>> START

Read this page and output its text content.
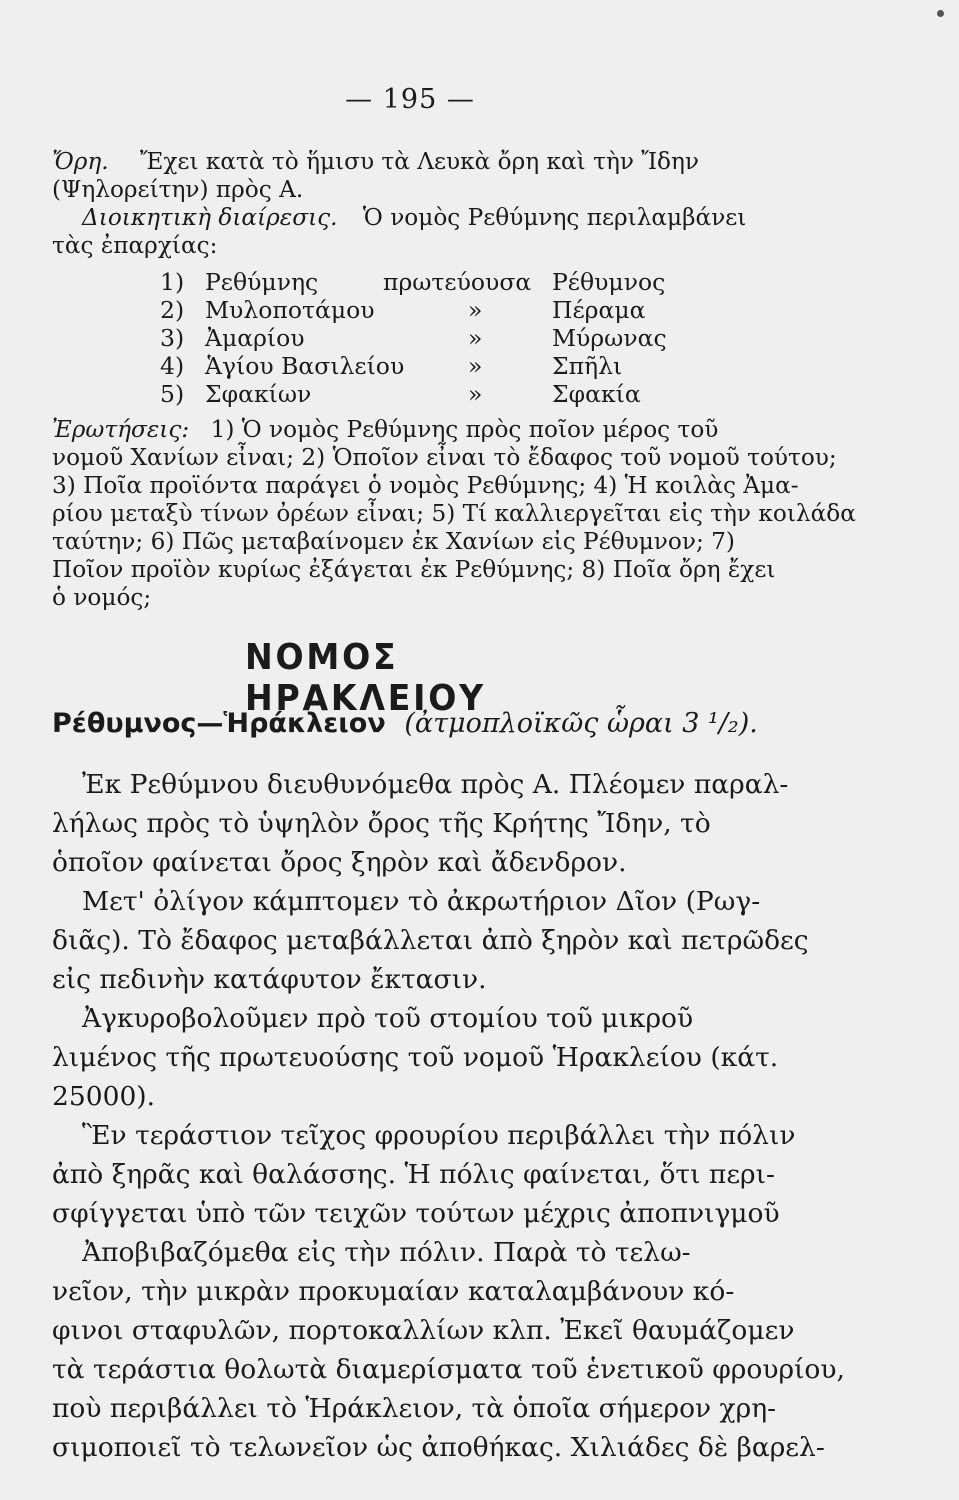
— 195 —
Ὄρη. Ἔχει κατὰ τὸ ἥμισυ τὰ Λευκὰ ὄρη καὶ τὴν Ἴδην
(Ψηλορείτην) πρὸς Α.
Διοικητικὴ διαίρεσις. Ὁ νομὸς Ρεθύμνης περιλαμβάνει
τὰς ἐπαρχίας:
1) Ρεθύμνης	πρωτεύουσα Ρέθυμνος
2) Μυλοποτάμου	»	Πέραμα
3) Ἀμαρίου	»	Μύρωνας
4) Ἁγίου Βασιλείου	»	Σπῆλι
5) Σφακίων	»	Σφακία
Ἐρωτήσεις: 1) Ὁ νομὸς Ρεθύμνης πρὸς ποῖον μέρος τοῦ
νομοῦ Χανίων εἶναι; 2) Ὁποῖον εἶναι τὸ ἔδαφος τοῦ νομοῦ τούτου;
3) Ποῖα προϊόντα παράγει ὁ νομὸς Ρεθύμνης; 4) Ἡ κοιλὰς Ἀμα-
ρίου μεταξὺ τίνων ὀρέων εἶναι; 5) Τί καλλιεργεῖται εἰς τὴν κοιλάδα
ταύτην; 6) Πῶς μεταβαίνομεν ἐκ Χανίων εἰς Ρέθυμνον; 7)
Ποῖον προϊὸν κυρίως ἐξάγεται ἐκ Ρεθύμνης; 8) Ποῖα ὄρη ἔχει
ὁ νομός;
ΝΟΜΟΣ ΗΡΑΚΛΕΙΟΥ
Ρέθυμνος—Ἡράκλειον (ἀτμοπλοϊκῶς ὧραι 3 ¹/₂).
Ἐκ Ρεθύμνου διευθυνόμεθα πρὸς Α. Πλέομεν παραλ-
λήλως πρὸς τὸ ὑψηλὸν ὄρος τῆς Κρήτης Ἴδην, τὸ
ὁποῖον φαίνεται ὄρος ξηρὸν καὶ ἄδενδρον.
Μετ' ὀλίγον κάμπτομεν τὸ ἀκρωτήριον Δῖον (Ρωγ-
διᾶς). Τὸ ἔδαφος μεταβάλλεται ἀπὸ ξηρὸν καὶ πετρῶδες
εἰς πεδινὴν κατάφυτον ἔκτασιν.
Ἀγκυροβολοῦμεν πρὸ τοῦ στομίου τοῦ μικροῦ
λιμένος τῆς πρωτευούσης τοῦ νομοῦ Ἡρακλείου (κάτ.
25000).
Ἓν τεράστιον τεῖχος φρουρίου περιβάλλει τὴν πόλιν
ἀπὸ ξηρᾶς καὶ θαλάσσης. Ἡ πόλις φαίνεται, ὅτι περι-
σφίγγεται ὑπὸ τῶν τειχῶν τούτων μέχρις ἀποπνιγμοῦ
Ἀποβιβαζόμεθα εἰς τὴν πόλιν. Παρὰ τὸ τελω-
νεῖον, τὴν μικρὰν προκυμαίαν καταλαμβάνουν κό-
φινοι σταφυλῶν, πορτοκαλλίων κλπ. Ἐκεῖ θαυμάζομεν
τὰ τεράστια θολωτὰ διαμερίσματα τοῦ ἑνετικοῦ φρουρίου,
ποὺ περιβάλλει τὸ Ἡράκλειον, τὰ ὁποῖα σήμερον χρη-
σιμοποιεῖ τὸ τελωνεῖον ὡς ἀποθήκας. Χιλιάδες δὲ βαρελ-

>> END
>> START

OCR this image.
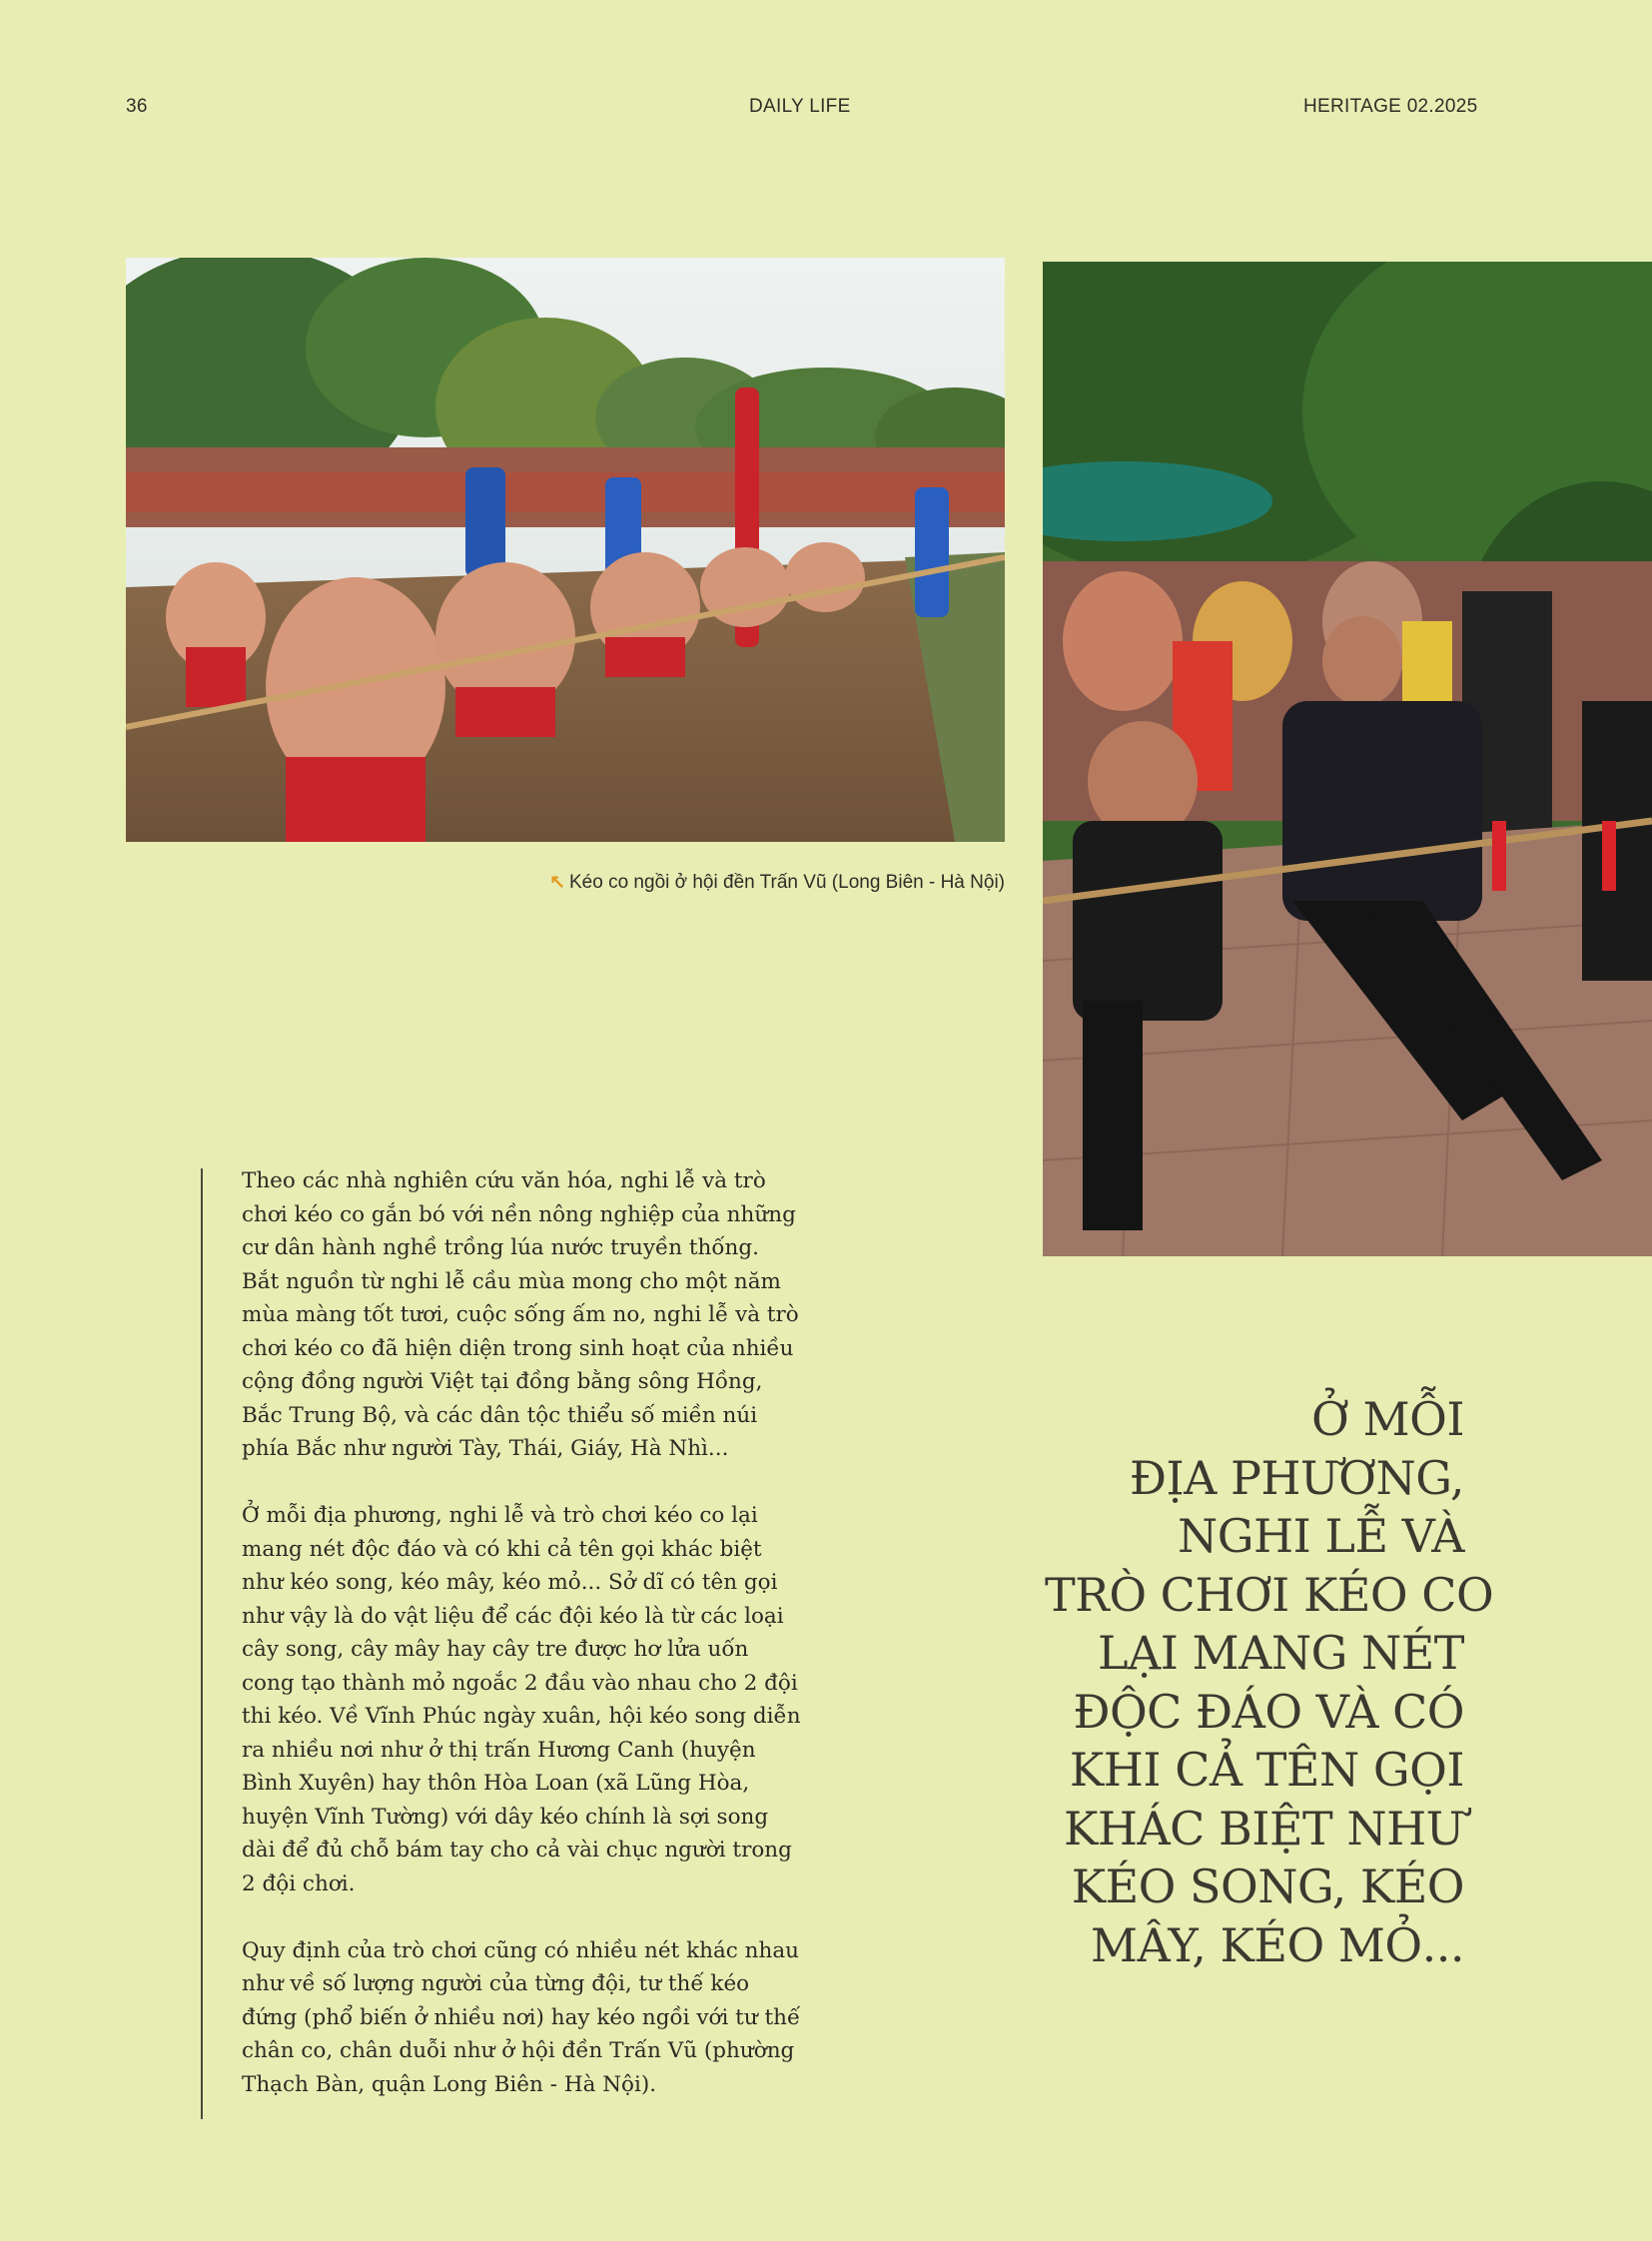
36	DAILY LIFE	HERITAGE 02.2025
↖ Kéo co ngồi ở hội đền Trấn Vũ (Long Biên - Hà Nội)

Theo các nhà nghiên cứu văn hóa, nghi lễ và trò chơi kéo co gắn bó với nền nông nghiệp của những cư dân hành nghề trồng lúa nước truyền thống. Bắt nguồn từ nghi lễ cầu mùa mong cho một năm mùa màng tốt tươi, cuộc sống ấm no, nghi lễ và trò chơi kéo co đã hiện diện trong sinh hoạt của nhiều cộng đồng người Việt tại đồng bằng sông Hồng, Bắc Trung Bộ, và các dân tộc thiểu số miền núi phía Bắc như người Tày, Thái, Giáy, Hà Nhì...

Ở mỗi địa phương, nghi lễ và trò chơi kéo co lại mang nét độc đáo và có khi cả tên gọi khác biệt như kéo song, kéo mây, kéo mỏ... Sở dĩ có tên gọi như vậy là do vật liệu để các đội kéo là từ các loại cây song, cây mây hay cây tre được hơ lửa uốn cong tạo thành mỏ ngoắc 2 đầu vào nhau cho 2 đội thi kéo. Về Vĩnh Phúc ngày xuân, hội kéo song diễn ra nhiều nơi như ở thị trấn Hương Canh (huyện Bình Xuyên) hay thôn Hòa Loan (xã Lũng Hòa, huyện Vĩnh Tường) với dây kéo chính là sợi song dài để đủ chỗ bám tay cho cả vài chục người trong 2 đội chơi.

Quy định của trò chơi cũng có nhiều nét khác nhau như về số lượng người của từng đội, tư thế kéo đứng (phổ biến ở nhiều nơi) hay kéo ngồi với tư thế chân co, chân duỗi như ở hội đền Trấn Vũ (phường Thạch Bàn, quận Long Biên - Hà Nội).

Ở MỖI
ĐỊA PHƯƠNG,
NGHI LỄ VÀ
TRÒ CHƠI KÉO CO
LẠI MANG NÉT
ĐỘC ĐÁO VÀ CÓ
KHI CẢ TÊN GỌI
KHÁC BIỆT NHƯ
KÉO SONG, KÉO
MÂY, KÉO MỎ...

>> END
>> START

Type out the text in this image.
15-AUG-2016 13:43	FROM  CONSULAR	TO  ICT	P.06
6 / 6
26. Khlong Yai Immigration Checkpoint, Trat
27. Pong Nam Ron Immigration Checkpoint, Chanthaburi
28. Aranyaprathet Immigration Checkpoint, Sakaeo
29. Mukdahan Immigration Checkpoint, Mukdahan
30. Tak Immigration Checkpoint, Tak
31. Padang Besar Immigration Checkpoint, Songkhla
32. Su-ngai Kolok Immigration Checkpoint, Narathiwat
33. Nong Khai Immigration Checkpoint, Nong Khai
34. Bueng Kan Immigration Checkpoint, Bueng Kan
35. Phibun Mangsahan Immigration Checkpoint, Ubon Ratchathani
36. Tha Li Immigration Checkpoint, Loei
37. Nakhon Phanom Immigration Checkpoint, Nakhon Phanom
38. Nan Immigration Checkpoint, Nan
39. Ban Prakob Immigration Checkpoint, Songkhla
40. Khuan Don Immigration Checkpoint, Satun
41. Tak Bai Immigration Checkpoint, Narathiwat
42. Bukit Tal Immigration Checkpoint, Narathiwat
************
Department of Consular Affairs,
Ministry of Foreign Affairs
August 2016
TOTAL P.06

>> END

Task goal :: Out of the preceding entries, pull every line containing the string "Ἡράκλειον".

Result of the exercise ::
Ρέθυμνος—Ἡράκλειον (ἀτμοπλοϊκῶς ὧραι 3 ¹/₂).
ποὺ περιβάλλει τὸ Ἡράκλειον, τὰ ὁποῖα σήμερον χρη-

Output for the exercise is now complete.